● Records supplied:
----
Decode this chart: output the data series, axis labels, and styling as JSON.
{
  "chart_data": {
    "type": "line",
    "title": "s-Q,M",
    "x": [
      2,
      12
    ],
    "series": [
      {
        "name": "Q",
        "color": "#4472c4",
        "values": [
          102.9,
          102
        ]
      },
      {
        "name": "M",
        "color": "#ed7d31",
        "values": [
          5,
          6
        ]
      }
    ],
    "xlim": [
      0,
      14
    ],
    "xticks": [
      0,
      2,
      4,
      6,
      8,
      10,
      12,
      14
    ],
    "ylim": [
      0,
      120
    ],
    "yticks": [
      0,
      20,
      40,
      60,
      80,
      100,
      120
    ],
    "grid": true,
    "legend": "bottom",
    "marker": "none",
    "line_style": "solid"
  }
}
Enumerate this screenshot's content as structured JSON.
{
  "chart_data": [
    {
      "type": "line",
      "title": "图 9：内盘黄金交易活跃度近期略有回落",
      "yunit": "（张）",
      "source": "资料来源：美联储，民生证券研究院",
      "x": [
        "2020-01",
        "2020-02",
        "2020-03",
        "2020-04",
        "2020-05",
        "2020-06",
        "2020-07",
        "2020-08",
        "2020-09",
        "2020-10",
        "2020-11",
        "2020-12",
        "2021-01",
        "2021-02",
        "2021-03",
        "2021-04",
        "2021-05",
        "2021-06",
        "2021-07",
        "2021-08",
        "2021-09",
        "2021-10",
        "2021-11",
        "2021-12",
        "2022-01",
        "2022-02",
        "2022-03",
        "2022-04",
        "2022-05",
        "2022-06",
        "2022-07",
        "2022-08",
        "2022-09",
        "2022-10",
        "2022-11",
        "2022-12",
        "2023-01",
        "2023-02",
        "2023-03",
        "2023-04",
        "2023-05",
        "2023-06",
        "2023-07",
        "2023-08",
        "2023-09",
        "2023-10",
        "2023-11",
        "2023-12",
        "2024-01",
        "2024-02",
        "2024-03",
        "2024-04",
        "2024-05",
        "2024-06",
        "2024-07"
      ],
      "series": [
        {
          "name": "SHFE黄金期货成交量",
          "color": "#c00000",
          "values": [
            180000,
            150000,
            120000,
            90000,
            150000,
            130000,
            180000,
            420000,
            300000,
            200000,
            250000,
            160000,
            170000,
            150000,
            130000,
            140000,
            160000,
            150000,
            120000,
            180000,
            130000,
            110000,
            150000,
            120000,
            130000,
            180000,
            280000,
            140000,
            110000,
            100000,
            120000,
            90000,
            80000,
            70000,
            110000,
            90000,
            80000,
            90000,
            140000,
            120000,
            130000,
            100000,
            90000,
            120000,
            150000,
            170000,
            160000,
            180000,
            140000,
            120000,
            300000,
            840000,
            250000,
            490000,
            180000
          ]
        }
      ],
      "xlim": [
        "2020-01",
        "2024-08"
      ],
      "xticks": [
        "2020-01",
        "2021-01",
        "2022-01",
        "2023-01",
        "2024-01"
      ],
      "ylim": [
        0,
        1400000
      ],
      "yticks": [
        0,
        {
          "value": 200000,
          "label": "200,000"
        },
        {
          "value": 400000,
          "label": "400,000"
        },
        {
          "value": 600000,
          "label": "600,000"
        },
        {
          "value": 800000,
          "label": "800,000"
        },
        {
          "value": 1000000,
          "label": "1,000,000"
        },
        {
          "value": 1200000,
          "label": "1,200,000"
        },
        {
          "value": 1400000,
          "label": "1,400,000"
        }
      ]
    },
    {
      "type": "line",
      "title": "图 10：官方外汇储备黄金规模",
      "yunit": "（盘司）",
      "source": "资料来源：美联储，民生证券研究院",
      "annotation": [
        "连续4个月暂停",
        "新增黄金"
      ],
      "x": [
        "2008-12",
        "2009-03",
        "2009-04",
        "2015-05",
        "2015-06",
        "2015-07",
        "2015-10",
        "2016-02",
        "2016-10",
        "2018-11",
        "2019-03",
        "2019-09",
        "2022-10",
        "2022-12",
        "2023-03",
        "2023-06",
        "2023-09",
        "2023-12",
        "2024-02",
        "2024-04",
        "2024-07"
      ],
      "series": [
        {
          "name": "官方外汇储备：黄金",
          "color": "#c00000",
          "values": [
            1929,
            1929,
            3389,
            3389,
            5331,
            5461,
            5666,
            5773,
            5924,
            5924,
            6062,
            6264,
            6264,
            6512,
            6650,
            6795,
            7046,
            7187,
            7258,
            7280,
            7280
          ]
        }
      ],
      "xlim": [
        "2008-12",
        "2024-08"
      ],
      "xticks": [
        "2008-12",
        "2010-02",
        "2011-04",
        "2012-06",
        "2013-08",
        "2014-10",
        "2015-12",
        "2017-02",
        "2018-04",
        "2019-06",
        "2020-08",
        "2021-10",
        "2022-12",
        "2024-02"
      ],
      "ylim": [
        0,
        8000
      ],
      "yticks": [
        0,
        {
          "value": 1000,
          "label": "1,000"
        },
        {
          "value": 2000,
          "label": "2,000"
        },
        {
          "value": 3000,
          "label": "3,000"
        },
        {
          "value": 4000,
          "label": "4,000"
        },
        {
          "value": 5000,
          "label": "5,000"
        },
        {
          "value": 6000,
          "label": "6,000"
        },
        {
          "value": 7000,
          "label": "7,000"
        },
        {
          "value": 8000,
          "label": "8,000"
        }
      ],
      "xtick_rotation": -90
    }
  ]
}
----
Faithfully transcribe the whole of the data.

● Worked solution:
Decode this chart: output the data series, axis labels, and styling as JSON.
{
  "chart_data": {
    "type": "line",
    "title": "s-Q,M",
    "x": [
      2,
      12
    ],
    "series": [
      {
        "name": "Q",
        "color": "#4472c4",
        "values": [
          102.9,
          102
        ]
      },
      {
        "name": "M",
        "color": "#ed7d31",
        "values": [
          5,
          6
        ]
      }
    ],
    "xlim": [
      0,
      14
    ],
    "xticks": [
      0,
      2,
      4,
      6,
      8,
      10,
      12,
      14
    ],
    "ylim": [
      0,
      120
    ],
    "yticks": [
      0,
      20,
      40,
      60,
      80,
      100,
      120
    ],
    "grid": true,
    "legend": "bottom",
    "marker": "none",
    "line_style": "solid"
  }
}
Enumerate this screenshot's content as structured JSON.
{
  "chart_data": [
    {
      "type": "line",
      "title": "图 9：内盘黄金交易活跃度近期略有回落",
      "yunit": "（张）",
      "source": "资料来源：美联储，民生证券研究院",
      "x": [
        "2020-01",
        "2020-02",
        "2020-03",
        "2020-04",
        "2020-05",
        "2020-06",
        "2020-07",
        "2020-08",
        "2020-09",
        "2020-10",
        "2020-11",
        "2020-12",
        "2021-01",
        "2021-02",
        "2021-03",
        "2021-04",
        "2021-05",
        "2021-06",
        "2021-07",
        "2021-08",
        "2021-09",
        "2021-10",
        "2021-11",
        "2021-12",
        "2022-01",
        "2022-02",
        "2022-03",
        "2022-04",
        "2022-05",
        "2022-06",
        "2022-07",
        "2022-08",
        "2022-09",
        "2022-10",
        "2022-11",
        "2022-12",
        "2023-01",
        "2023-02",
        "2023-03",
        "2023-04",
        "2023-05",
        "2023-06",
        "2023-07",
        "2023-08",
        "2023-09",
        "2023-10",
        "2023-11",
        "2023-12",
        "2024-01",
        "2024-02",
        "2024-03",
        "2024-04",
        "2024-05",
        "2024-06",
        "2024-07"
      ],
      "series": [
        {
          "name": "SHFE黄金期货成交量",
          "color": "#c00000",
          "values": [
            180000,
            150000,
            120000,
            90000,
            150000,
            130000,
            180000,
            420000,
            300000,
            200000,
            250000,
            160000,
            170000,
            150000,
            130000,
            140000,
            160000,
            150000,
            120000,
            180000,
            130000,
            110000,
            150000,
            120000,
            130000,
            180000,
            280000,
            140000,
            110000,
            100000,
            120000,
            90000,
            80000,
            70000,
            110000,
            90000,
            80000,
            90000,
            140000,
            120000,
            130000,
            100000,
            90000,
            120000,
            150000,
            170000,
            160000,
            180000,
            140000,
            120000,
            300000,
            840000,
            250000,
            490000,
            180000
          ]
        }
      ],
      "xlim": [
        "2020-01",
        "2024-08"
      ],
      "xticks": [
        "2020-01",
        "2021-01",
        "2022-01",
        "2023-01",
        "2024-01"
      ],
      "ylim": [
        0,
        1400000
      ],
      "yticks": [
        0,
        {
          "value": 200000,
          "label": "200,000"
        },
        {
          "value": 400000,
          "label": "400,000"
        },
        {
          "value": 600000,
          "label": "600,000"
        },
        {
          "value": 800000,
          "label": "800,000"
        },
        {
          "value": 1000000,
          "label": "1,000,000"
        },
        {
          "value": 1200000,
          "label": "1,200,000"
        },
        {
          "value": 1400000,
          "label": "1,400,000"
        }
      ]
    },
    {
      "type": "line",
      "title": "图 10：官方外汇储备黄金规模",
      "yunit": "（盘司）",
      "source": "资料来源：美联储，民生证券研究院",
      "annotation": [
        "连续4个月暂停",
        "新增黄金"
      ],
      "x": [
        "2008-12",
        "2009-03",
        "2009-04",
        "2015-05",
        "2015-06",
        "2015-07",
        "2015-10",
        "2016-02",
        "2016-10",
        "2018-11",
        "2019-03",
        "2019-09",
        "2022-10",
        "2022-12",
        "2023-03",
        "2023-06",
        "2023-09",
        "2023-12",
        "2024-02",
        "2024-04",
        "2024-07"
      ],
      "series": [
        {
          "name": "官方外汇储备：黄金",
          "color": "#c00000",
          "values": [
            1929,
            1929,
            3389,
            3389,
            5331,
            5461,
            5666,
            5773,
            5924,
            5924,
            6062,
            6264,
            6264,
            6512,
            6650,
            6795,
            7046,
            7187,
            7258,
            7280,
            7280
          ]
        }
      ],
      "xlim": [
        "2008-12",
        "2024-08"
      ],
      "xticks": [
        "2008-12",
        "2010-02",
        "2011-04",
        "2012-06",
        "2013-08",
        "2014-10",
        "2015-12",
        "2017-02",
        "2018-04",
        "2019-06",
        "2020-08",
        "2021-10",
        "2022-12",
        "2024-02"
      ],
      "ylim": [
        0,
        8000
      ],
      "yticks": [
        0,
        {
          "value": 1000,
          "label": "1,000"
        },
        {
          "value": 2000,
          "label": "2,000"
        },
        {
          "value": 3000,
          "label": "3,000"
        },
        {
          "value": 4000,
          "label": "4,000"
        },
        {
          "value": 5000,
          "label": "5,000"
        },
        {
          "value": 6000,
          "label": "6,000"
        },
        {
          "value": 7000,
          "label": "7,000"
        },
        {
          "value": 8000,
          "label": "8,000"
        }
      ],
      "xtick_rotation": -90
    }
  ]
}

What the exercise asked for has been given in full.